— REQUIREMENT —
Select every line containing the word "COVER" from the material, and copy those lines.

— SUPPLIED MATERIAL —

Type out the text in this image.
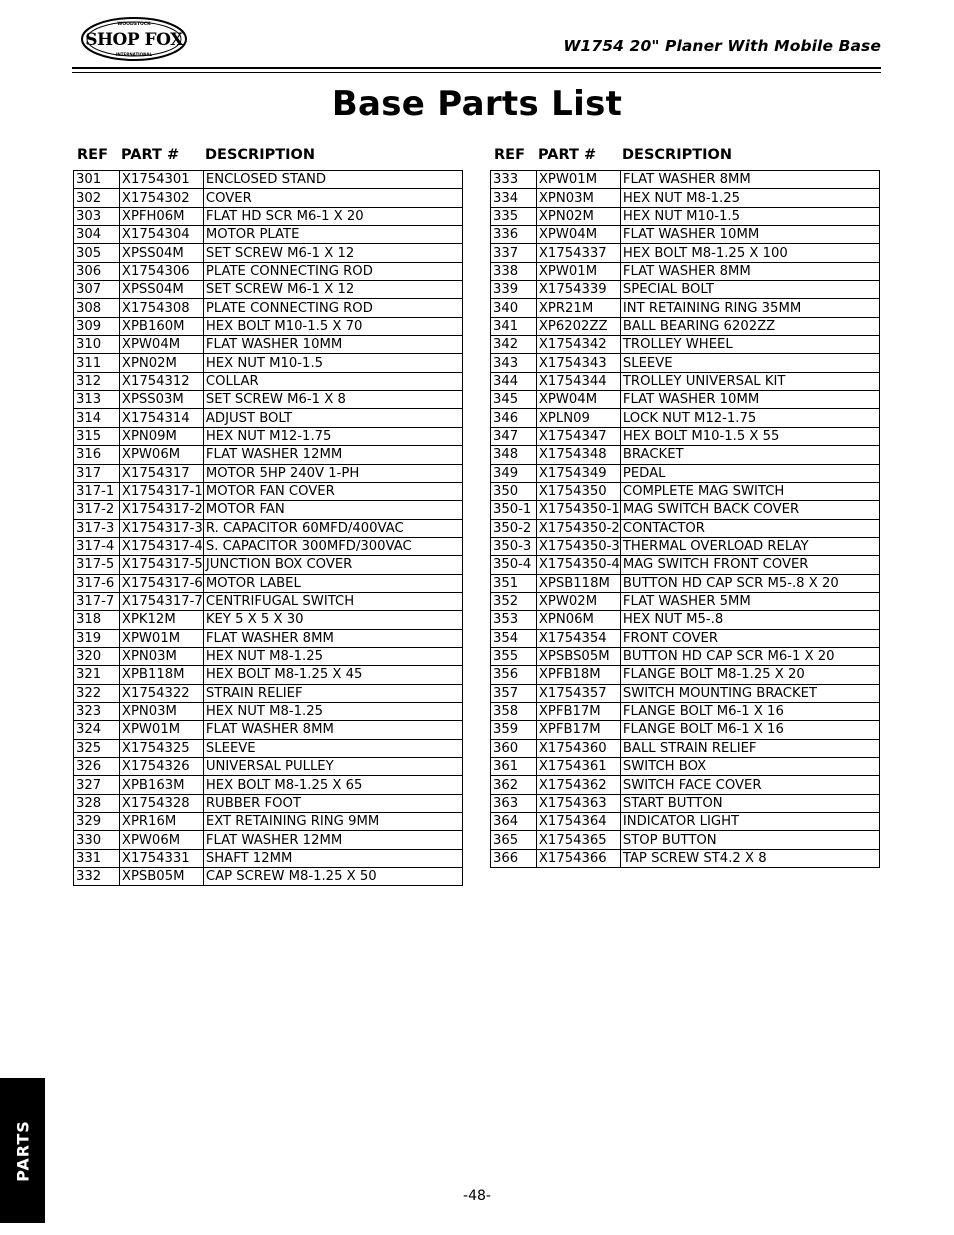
WOODSTOCK
SHOP FOX
INTERNATIONAL	W1754 20" Planer With Mobile Base
Base Parts List
REF PART # DESCRIPTION	REF PART # DESCRIPTION
301	X1754301	ENCLOSED STAND
302	X1754302	COVER
303	XPFH06M	FLAT HD SCR M6-1 X 20
304	X1754304	MOTOR PLATE
305	XPSS04M	SET SCREW M6-1 X 12
306	X1754306	PLATE CONNECTING ROD
307	XPSS04M	SET SCREW M6-1 X 12
308	X1754308	PLATE CONNECTING ROD
309	XPB160M	HEX BOLT M10-1.5 X 70
310	XPW04M	FLAT WASHER 10MM
311	XPN02M	HEX NUT M10-1.5
312	X1754312	COLLAR
313	XPSS03M	SET SCREW M6-1 X 8
314	X1754314	ADJUST BOLT
315	XPN09M	HEX NUT M12-1.75
316	XPW06M	FLAT WASHER 12MM
317	X1754317	MOTOR 5HP 240V 1-PH
317-1	X1754317-1	MOTOR FAN COVER
317-2	X1754317-2	MOTOR FAN
317-3	X1754317-3	R. CAPACITOR 60MFD/400VAC
317-4	X1754317-4	S. CAPACITOR 300MFD/300VAC
317-5	X1754317-5	JUNCTION BOX COVER
317-6	X1754317-6	MOTOR LABEL
317-7	X1754317-7	CENTRIFUGAL SWITCH
318	XPK12M	KEY 5 X 5 X 30
319	XPW01M	FLAT WASHER 8MM
320	XPN03M	HEX NUT M8-1.25
321	XPB118M	HEX BOLT M8-1.25 X 45
322	X1754322	STRAIN RELIEF
323	XPN03M	HEX NUT M8-1.25
324	XPW01M	FLAT WASHER 8MM
325	X1754325	SLEEVE
326	X1754326	UNIVERSAL PULLEY
327	XPB163M	HEX BOLT M8-1.25 X 65
328	X1754328	RUBBER FOOT
329	XPR16M	EXT RETAINING RING 9MM
330	XPW06M	FLAT WASHER 12MM
331	X1754331	SHAFT 12MM
332	XPSB05M	CAP SCREW M8-1.25 X 50
333	XPW01M	FLAT WASHER 8MM
334	XPN03M	HEX NUT M8-1.25
335	XPN02M	HEX NUT M10-1.5
336	XPW04M	FLAT WASHER 10MM
337	X1754337	HEX BOLT M8-1.25 X 100
338	XPW01M	FLAT WASHER 8MM
339	X1754339	SPECIAL BOLT
340	XPR21M	INT RETAINING RING 35MM
341	XP6202ZZ	BALL BEARING 6202ZZ
342	X1754342	TROLLEY WHEEL
343	X1754343	SLEEVE
344	X1754344	TROLLEY UNIVERSAL KIT
345	XPW04M	FLAT WASHER 10MM
346	XPLN09	LOCK NUT M12-1.75
347	X1754347	HEX BOLT M10-1.5 X 55
348	X1754348	BRACKET
349	X1754349	PEDAL
350	X1754350	COMPLETE MAG SWITCH
350-1	X1754350-1	MAG SWITCH BACK COVER
350-2	X1754350-2	CONTACTOR
350-3	X1754350-3	THERMAL OVERLOAD RELAY
350-4	X1754350-4	MAG SWITCH FRONT COVER
351	XPSB118M	BUTTON HD CAP SCR M5-.8 X 20
352	XPW02M	FLAT WASHER 5MM
353	XPN06M	HEX NUT M5-.8
354	X1754354	FRONT COVER
355	XPSBS05M	BUTTON HD CAP SCR M6-1 X 20
356	XPFB18M	FLANGE BOLT M8-1.25 X 20
357	X1754357	SWITCH MOUNTING BRACKET
358	XPFB17M	FLANGE BOLT M6-1 X 16
359	XPFB17M	FLANGE BOLT M6-1 X 16
360	X1754360	BALL STRAIN RELIEF
361	X1754361	SWITCH BOX
362	X1754362	SWITCH FACE COVER
363	X1754363	START BUTTON
364	X1754364	INDICATOR LIGHT
365	X1754365	STOP BUTTON
366	X1754366	TAP SCREW ST4.2 X 8
PARTS
-48-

— REPLY TO THE TASK —
302	X1754302	COVER
317-1	X1754317-1	MOTOR FAN COVER
317-5	X1754317-5	JUNCTION BOX COVER
350-1	X1754350-1	MAG SWITCH BACK COVER
350-4	X1754350-4	MAG SWITCH FRONT COVER
354	X1754354	FRONT COVER
362	X1754362	SWITCH FACE COVER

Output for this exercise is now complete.